Entries in a dataset:

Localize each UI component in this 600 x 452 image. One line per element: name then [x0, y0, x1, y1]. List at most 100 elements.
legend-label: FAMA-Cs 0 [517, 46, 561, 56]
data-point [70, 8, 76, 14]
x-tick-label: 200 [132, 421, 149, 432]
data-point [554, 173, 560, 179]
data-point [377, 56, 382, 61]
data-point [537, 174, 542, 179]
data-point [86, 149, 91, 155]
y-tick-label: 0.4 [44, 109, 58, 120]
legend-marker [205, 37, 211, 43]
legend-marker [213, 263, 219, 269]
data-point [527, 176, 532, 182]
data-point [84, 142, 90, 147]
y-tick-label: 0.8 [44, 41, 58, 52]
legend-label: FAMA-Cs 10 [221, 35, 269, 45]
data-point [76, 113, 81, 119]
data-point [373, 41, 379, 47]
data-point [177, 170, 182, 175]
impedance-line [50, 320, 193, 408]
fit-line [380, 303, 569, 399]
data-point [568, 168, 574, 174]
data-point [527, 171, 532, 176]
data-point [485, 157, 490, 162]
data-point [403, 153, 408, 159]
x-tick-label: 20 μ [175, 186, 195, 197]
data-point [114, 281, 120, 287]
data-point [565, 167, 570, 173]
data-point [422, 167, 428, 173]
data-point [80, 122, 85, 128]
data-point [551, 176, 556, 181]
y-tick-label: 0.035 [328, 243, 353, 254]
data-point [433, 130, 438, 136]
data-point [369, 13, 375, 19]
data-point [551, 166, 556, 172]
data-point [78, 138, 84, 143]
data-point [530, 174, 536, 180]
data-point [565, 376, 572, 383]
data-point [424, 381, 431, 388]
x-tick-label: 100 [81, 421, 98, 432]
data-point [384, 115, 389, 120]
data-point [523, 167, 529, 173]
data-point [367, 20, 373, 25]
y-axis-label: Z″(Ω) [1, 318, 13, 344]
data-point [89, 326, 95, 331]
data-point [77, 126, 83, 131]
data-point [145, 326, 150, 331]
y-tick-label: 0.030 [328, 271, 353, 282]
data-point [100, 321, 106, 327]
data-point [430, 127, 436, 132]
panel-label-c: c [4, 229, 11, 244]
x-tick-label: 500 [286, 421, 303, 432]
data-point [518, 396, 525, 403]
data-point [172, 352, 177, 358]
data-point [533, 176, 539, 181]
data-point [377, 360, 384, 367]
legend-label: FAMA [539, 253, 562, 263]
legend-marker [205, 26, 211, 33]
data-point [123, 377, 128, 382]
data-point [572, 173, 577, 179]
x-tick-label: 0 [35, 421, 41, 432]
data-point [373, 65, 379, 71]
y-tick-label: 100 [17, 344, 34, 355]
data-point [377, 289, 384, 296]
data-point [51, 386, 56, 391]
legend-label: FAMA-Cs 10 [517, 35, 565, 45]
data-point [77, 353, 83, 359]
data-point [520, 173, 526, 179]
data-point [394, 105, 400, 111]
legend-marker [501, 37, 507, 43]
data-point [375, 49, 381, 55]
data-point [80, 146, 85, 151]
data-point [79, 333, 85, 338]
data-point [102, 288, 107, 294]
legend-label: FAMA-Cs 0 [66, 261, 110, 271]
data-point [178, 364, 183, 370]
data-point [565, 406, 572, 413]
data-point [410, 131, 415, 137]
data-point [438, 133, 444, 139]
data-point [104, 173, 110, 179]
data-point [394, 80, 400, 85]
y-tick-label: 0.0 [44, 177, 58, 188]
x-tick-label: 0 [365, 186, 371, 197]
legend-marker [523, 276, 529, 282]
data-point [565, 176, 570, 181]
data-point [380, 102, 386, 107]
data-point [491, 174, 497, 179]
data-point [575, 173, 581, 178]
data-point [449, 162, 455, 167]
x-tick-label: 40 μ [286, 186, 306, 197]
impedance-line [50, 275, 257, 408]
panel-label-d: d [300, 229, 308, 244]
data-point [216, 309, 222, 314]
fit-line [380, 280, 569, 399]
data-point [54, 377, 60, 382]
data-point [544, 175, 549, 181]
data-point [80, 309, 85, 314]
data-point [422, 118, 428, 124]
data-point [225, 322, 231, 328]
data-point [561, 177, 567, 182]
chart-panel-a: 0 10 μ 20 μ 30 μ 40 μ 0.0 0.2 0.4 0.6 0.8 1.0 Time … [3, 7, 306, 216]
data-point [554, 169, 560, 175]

Problem details
Lay out every line of the entries above as a Markdown table with the columns Row and Entry, giving each line its row number and omitting blank lines.

Result below
| Row | Entry |
|---|---|
| 1 | Localize each UI component in this 600 x 452 image. One line per element: name then [x0, y0, x1, y1]. List at most 100 elements. |
| 2 | legend-label: FAMA-Cs 0 [517, 46, 561, 56] |
| 3 | data-point [70, 8, 76, 14] |
| 4 | x-tick-label: 200 [132, 421, 149, 432] |
| 5 | data-point [554, 173, 560, 179] |
| 6 | data-point [377, 56, 382, 61] |
| 7 | data-point [537, 174, 542, 179] |
| 8 | data-point [86, 149, 91, 155] |
| 9 | y-tick-label: 0.4 [44, 109, 58, 120] |
| 10 | legend-marker [205, 37, 211, 43] |
| 11 | legend-marker [213, 263, 219, 269] |
| 12 | data-point [527, 176, 532, 182] |
| 13 | data-point [84, 142, 90, 147] |
| 14 | y-tick-label: 0.8 [44, 41, 58, 52] |
| 15 | legend-label: FAMA-Cs 10 [221, 35, 269, 45] |
| 16 | data-point [76, 113, 81, 119] |
| 17 | data-point [373, 41, 379, 47] |
| 18 | data-point [177, 170, 182, 175] |
| 19 | impedance-line [50, 320, 193, 408] |
| 20 | fit-line [380, 303, 569, 399] |
| 21 | data-point [568, 168, 574, 174] |
| 22 | data-point [527, 171, 532, 176] |
| 23 | data-point [485, 157, 490, 162] |
| 24 | data-point [403, 153, 408, 159] |
| 25 | x-tick-label: 20 μ [175, 186, 195, 197] |
| 26 | data-point [114, 281, 120, 287] |
| 27 | data-point [565, 167, 570, 173] |
| 28 | data-point [422, 167, 428, 173] |
| 29 | data-point [80, 122, 85, 128] |
| 30 | data-point [551, 176, 556, 181] |
| 31 | y-tick-label: 0.035 [328, 243, 353, 254] |
| 32 | data-point [433, 130, 438, 136] |
| 33 | data-point [369, 13, 375, 19] |
| 34 | data-point [551, 166, 556, 172] |
| 35 | data-point [78, 138, 84, 143] |
| 36 | data-point [530, 174, 536, 180] |
| 37 | data-point [565, 376, 572, 383] |
| 38 | data-point [424, 381, 431, 388] |
| 39 | x-tick-label: 100 [81, 421, 98, 432] |
| 40 | data-point [384, 115, 389, 120] |
| 41 | data-point [523, 167, 529, 173] |
| 42 | data-point [367, 20, 373, 25] |
| 43 | y-axis-label: Z″(Ω) [1, 318, 13, 344] |
| 44 | data-point [89, 326, 95, 331] |
| 45 | data-point [77, 126, 83, 131] |
| 46 | data-point [145, 326, 150, 331] |
| 47 | y-tick-label: 0.030 [328, 271, 353, 282] |
| 48 | data-point [100, 321, 106, 327] |
| 49 | data-point [430, 127, 436, 132] |
| 50 | panel-label-c: c [4, 229, 11, 244] |
| 51 | x-tick-label: 500 [286, 421, 303, 432] |
| 52 | data-point [518, 396, 525, 403] |
| 53 | data-point [172, 352, 177, 358] |
| 54 | data-point [533, 176, 539, 181] |
| 55 | data-point [377, 360, 384, 367] |
| 56 | legend-label: FAMA [539, 253, 562, 263] |
| 57 | legend-marker [205, 26, 211, 33] |
| 58 | data-point [123, 377, 128, 382] |
| 59 | data-point [572, 173, 577, 179] |
| 60 | x-tick-label: 0 [35, 421, 41, 432] |
| 61 | data-point [373, 65, 379, 71] |
| 62 | y-tick-label: 100 [17, 344, 34, 355] |
| 63 | data-point [377, 289, 384, 296] |
| 64 | data-point [51, 386, 56, 391] |
| 65 | legend-label: FAMA-Cs 10 [517, 35, 565, 45] |
| 66 | data-point [77, 353, 83, 359] |
| 67 | data-point [520, 173, 526, 179] |
| 68 | data-point [394, 105, 400, 111] |
| 69 | legend-marker [501, 37, 507, 43] |
| 70 | data-point [375, 49, 381, 55] |
| 71 | data-point [80, 146, 85, 151] |
| 72 | data-point [79, 333, 85, 338] |
| 73 | data-point [102, 288, 107, 294] |
| 74 | legend-label: FAMA-Cs 0 [66, 261, 110, 271] |
| 75 | data-point [178, 364, 183, 370] |
| 76 | data-point [565, 406, 572, 413] |
| 77 | data-point [410, 131, 415, 137] |
| 78 | data-point [438, 133, 444, 139] |
| 79 | data-point [104, 173, 110, 179] |
| 80 | data-point [394, 80, 400, 85] |
| 81 | y-tick-label: 0.0 [44, 177, 58, 188] |
| 82 | x-tick-label: 0 [365, 186, 371, 197] |
| 83 | legend-marker [523, 276, 529, 282] |
| 84 | data-point [565, 176, 570, 181] |
| 85 | data-point [380, 102, 386, 107] |
| 86 | data-point [491, 174, 497, 179] |
| 87 | data-point [575, 173, 581, 178] |
| 88 | data-point [449, 162, 455, 167] |
| 89 | x-tick-label: 40 μ [286, 186, 306, 197] |
| 90 | impedance-line [50, 275, 257, 408] |
| 91 | panel-label-d: d [300, 229, 308, 244] |
| 92 | data-point [216, 309, 222, 314] |
| 93 | fit-line [380, 280, 569, 399] |
| 94 | data-point [54, 377, 60, 382] |
| 95 | data-point [544, 175, 549, 181] |
| 96 | data-point [80, 309, 85, 314] |
| 97 | data-point [422, 118, 428, 124] |
| 98 | data-point [225, 322, 231, 328] |
| 99 | data-point [561, 177, 567, 182] |
| 100 | chart-panel-a: 0 10 μ 20 μ 30 μ 40 μ 0.0 0.2 0.4 0.6 0.8 1.0 Time … [3, 7, 306, 216] |
| 101 | data-point [554, 169, 560, 175] |